» **Description of the task**
Go through the entries and count the lines with the string "color" in them. Give only that number.

» **Records to process**
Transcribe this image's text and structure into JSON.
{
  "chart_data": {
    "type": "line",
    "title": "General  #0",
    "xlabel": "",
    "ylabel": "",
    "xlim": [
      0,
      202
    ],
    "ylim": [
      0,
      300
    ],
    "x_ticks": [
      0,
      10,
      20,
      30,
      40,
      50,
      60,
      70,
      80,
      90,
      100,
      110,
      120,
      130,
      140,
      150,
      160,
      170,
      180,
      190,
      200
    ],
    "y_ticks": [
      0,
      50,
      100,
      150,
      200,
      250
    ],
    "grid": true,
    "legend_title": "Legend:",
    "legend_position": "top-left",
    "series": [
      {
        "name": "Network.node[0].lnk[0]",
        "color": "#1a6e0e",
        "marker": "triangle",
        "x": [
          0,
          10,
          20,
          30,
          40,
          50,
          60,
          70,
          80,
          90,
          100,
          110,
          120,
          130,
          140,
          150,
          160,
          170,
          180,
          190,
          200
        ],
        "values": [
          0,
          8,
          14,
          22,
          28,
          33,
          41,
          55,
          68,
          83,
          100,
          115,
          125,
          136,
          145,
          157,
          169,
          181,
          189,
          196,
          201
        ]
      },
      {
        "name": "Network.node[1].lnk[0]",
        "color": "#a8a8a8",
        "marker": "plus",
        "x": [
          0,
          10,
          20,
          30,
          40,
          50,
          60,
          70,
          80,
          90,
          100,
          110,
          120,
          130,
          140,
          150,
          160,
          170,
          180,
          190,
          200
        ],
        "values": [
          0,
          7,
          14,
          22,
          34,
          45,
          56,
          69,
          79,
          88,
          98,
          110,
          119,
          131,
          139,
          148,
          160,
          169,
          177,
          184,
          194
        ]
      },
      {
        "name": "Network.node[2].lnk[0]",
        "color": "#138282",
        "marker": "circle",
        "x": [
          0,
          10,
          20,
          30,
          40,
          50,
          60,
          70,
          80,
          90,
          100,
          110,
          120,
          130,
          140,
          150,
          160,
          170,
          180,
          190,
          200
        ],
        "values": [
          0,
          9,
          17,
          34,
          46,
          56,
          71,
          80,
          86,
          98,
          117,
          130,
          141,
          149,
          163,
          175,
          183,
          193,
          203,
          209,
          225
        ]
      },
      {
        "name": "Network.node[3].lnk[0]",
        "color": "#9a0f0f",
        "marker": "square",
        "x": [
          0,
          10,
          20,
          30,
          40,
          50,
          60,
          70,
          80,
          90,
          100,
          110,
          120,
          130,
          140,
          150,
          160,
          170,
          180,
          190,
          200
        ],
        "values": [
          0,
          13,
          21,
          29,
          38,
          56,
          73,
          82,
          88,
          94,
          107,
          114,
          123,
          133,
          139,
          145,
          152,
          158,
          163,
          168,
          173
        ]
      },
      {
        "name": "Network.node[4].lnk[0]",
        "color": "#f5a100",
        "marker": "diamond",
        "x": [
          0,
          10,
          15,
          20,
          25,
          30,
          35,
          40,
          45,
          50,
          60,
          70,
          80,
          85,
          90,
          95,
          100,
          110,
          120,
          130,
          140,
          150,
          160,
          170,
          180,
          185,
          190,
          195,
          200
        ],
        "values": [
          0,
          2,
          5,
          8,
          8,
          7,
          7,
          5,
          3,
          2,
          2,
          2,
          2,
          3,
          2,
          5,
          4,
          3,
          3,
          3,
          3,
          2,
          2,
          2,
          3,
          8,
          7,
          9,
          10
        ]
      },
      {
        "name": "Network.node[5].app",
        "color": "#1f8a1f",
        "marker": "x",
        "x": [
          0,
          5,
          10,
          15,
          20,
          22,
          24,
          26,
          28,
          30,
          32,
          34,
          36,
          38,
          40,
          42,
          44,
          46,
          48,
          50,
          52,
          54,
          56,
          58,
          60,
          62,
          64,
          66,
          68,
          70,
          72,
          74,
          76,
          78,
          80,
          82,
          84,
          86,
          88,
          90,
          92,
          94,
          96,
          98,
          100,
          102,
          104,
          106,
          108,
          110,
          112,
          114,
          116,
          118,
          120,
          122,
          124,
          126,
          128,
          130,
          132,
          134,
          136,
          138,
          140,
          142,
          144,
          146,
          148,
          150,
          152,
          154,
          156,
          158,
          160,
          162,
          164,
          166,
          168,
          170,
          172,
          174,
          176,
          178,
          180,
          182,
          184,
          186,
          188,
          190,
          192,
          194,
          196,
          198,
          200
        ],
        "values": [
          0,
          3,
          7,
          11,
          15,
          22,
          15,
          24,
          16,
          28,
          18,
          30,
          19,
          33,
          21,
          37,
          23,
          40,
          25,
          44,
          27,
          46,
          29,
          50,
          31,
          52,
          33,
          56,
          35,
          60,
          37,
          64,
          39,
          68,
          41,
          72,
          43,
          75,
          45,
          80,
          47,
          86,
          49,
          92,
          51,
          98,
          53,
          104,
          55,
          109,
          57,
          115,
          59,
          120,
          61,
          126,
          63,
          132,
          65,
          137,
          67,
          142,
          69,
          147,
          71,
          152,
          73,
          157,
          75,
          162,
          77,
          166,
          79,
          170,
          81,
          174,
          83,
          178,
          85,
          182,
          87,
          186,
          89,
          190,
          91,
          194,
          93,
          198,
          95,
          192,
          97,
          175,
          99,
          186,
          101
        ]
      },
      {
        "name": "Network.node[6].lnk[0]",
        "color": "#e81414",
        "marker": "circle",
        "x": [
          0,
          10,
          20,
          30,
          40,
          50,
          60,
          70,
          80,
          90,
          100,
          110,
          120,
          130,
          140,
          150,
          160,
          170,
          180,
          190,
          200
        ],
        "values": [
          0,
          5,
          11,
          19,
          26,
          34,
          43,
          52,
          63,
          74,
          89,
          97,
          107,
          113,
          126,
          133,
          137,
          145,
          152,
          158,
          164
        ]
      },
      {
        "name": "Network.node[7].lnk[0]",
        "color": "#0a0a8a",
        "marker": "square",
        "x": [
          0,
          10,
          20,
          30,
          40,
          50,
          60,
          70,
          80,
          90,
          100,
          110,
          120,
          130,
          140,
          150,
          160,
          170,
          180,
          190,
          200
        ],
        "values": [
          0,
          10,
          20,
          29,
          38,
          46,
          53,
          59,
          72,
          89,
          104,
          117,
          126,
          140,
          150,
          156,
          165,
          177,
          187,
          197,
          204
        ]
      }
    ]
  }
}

» **The response**
8